Given instruction.
Find the lines holding the word "stat" and collect them.

Material supplied.
....

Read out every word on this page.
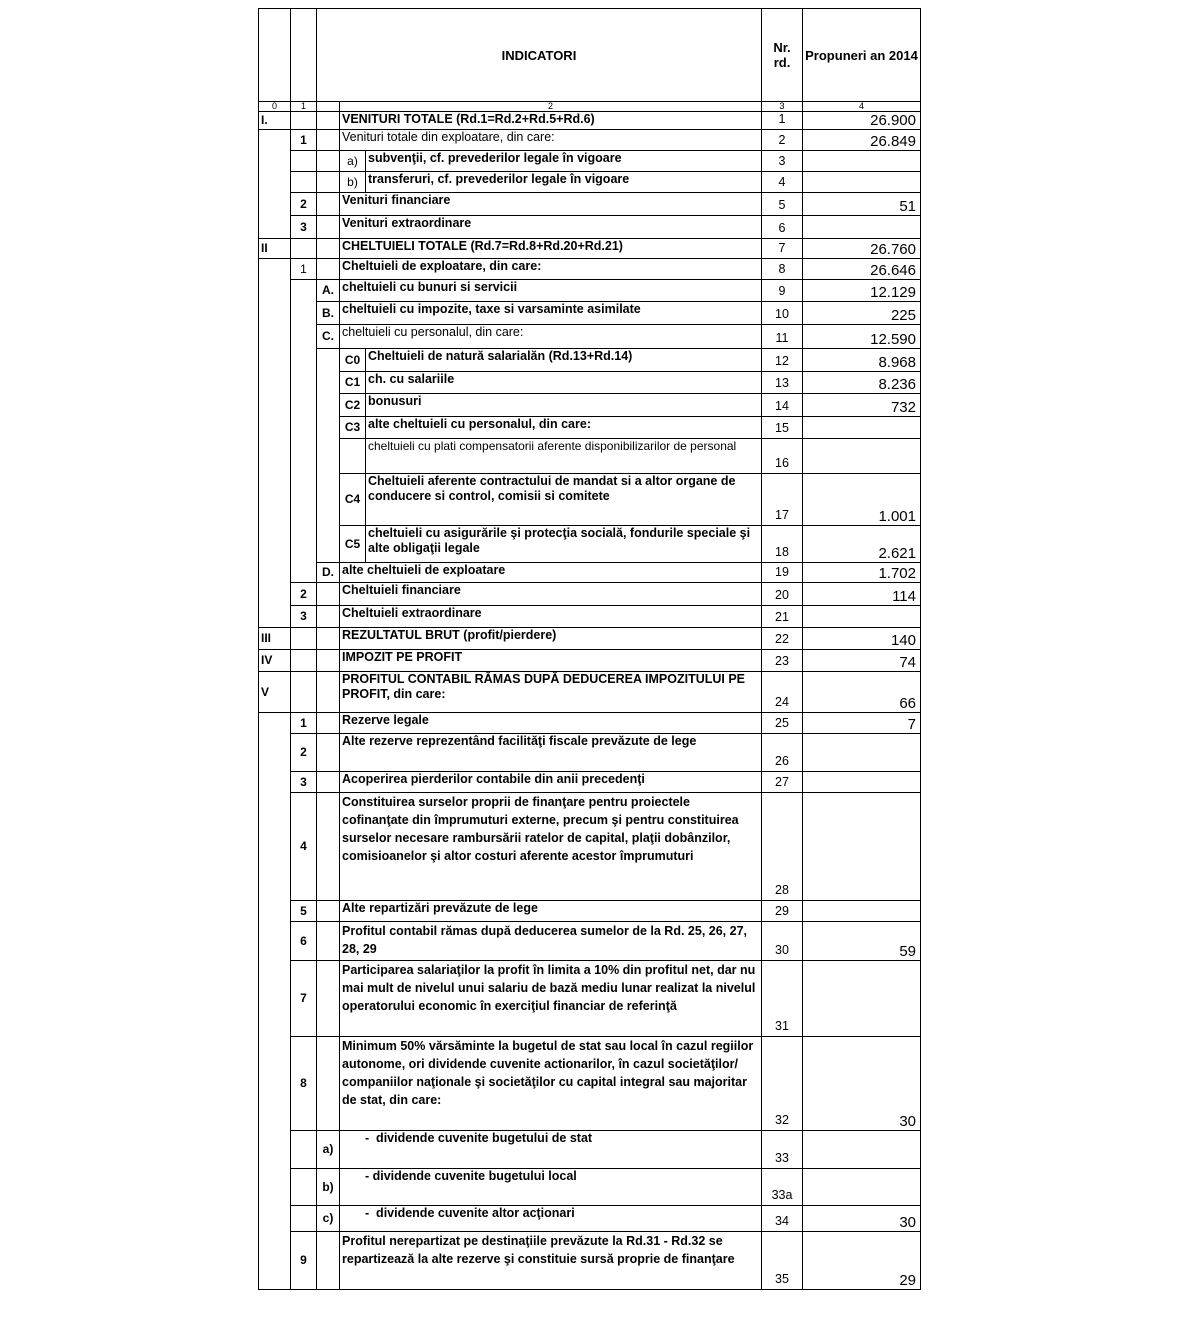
		INDICATORI			Nr. rd.	Propuneri an 2014
0	1		2		3	4
I.			VENITURI TOTALE (Rd.1=Rd.2+Rd.5+Rd.6)		1	26.900
	1		Venituri totale din exploatare, din care:		2	26.849
			a)	subvenţii, cf. prevederilor legale în vigoare	3	
			b)	transferuri, cf. prevederilor legale în vigoare	4	
	2		Venituri financiare		5	51
	3		Venituri extraordinare		6	
II			CHELTUIELI TOTALE (Rd.7=Rd.8+Rd.20+Rd.21)		7	26.760
	1		Cheltuieli de exploatare, din care:		8	26.646
		A.	cheltuieli cu bunuri si servicii		9	12.129
		B.	cheltuieli cu impozite, taxe si varsaminte asimilate		10	225
		C.	cheltuieli cu personalul, din care:		11	12.590
			C0	Cheltuieli de natură salarialăn (Rd.13+Rd.14)	12	8.968
			C1	ch. cu salariile	13	8.236
			C2	bonusuri	14	732
			C3	alte cheltuieli cu personalul, din care:	15	
				cheltuieli cu plati compensatorii aferente disponibilizarilor de personal	16	
			C4	Cheltuieli aferente contractului de mandat si a altor organe de conducere si control, comisii si comitete	17	1.001
			C5	cheltuieli cu asigurările şi protecţia socială, fondurile speciale şi alte obligaţii legale	18	2.621
		D.	alte cheltuieli de exploatare		19	1.702
	2		Cheltuieli financiare		20	114
	3		Cheltuieli extraordinare		21	
III			REZULTATUL BRUT (profit/pierdere)		22	140
IV			IMPOZIT PE PROFIT		23	74
V			PROFITUL CONTABIL RĂMAS DUPĂ DEDUCEREA IMPOZITULUI PE PROFIT, din care:		24	66
	1		Rezerve legale		25	7
	2		Alte rezerve reprezentând facilităţi fiscale prevăzute de lege		26	
	3		Acoperirea pierderilor contabile din anii precedenţi		27	
	4		Constituirea surselor proprii de finanţare pentru proiectele cofinanţate din împrumuturi externe, precum şi pentru constituirea surselor necesare rambursării ratelor de capital, plaţii dobânzilor, comisioanelor şi altor costuri aferente acestor împrumuturi		28	
	5		Alte repartizări prevăzute de lege		29	
	6		Profitul contabil rămas după deducerea sumelor de la Rd. 25, 26, 27, 28, 29		30	59
	7		Participarea salariaţilor la profit în limita a 10% din profitul net, dar nu mai mult de nivelul unui salariu de bază mediu lunar realizat la nivelul operatorului economic în exerciţiul financiar de referinţă		31	
	8		Minimum 50% vărsăminte la bugetul de stat sau local în cazul regiilor autonome, ori dividende cuvenite actionarilor, în cazul societăţilor/ companiilor naţionale şi societăţilor cu capital integral sau majoritar de stat, din care:		32	30
		a)	-  dividende cuvenite bugetului de stat		33	
		b)	- dividende cuvenite bugetului local		33a	
		c)	-  dividende cuvenite altor acţionari		34	30
	9		Profitul nerepartizat pe destinaţiile prevăzute la Rd.31 - Rd.32 se repartizează la alte rezerve şi constituie sursă proprie de finanţare		35	29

....

Solution to the problem.
	8		Minimum 50% vărsăminte la bugetul de stat sau local în cazul regiilor autonome, ori dividende cuvenite actionarilor, în cazul societăţilor/ companiilor naţionale şi societăţilor cu capital integral sau majoritar de stat, din care:		32	30
		a)	-  dividende cuvenite bugetului de stat		33	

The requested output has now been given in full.